■ Task description ■
Retype the records below exactly as they appear.

■ Extracted material ■
○ ○ ○ ○ ○

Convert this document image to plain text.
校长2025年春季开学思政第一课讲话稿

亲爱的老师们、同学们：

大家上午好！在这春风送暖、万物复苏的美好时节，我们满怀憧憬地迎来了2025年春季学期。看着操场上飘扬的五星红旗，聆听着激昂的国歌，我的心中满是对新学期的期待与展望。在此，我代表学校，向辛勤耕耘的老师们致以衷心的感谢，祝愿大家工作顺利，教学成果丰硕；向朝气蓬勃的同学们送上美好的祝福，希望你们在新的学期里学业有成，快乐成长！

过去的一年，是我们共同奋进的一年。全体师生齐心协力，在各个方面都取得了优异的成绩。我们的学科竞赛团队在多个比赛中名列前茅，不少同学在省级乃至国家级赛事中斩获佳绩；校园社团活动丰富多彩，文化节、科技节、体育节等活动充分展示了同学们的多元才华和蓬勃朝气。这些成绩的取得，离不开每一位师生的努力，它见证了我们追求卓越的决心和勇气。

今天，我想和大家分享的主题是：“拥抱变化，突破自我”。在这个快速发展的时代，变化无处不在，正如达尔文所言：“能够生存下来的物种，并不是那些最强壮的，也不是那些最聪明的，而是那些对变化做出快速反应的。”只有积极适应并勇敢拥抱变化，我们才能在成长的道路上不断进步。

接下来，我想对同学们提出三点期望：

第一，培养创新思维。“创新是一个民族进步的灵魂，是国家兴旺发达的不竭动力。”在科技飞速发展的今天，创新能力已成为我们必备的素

○ ○ ○ ○ ○

■ Result ■
Convert this document image to plain text.
校长2025年春季开学思政第一课讲话稿

亲爱的老师们、同学们：

大家上午好！在这春风送暖、万物复苏的美好时节，我们满怀憧憬地迎来了2025年春季学期。看着操场上飘扬的五星红旗，聆听着激昂的国歌，我的心中满是对新学期的期待与展望。在此，我代表学校，向辛勤耕耘的老师们致以衷心的感谢，祝愿大家工作顺利，教学成果丰硕；向朝气蓬勃的同学们送上美好的祝福，希望你们在新的学期里学业有成，快乐成长！

过去的一年，是我们共同奋进的一年。全体师生齐心协力，在各个方面都取得了优异的成绩。我们的学科竞赛团队在多个比赛中名列前茅，不少同学在省级乃至国家级赛事中斩获佳绩；校园社团活动丰富多彩，文化节、科技节、体育节等活动充分展示了同学们的多元才华和蓬勃朝气。这些成绩的取得，离不开每一位师生的努力，它见证了我们追求卓越的决心和勇气。

今天，我想和大家分享的主题是：“拥抱变化，突破自我”。在这个快速发展的时代，变化无处不在，正如达尔文所言：“能够生存下来的物种，并不是那些最强壮的，也不是那些最聪明的，而是那些对变化做出快速反应的。”只有积极适应并勇敢拥抱变化，我们才能在成长的道路上不断进步。

接下来，我想对同学们提出三点期望：

第一，培养创新思维。“创新是一个民族进步的灵魂，是国家兴旺发达的不竭动力。”在科技飞速发展的今天，创新能力已成为我们必备的素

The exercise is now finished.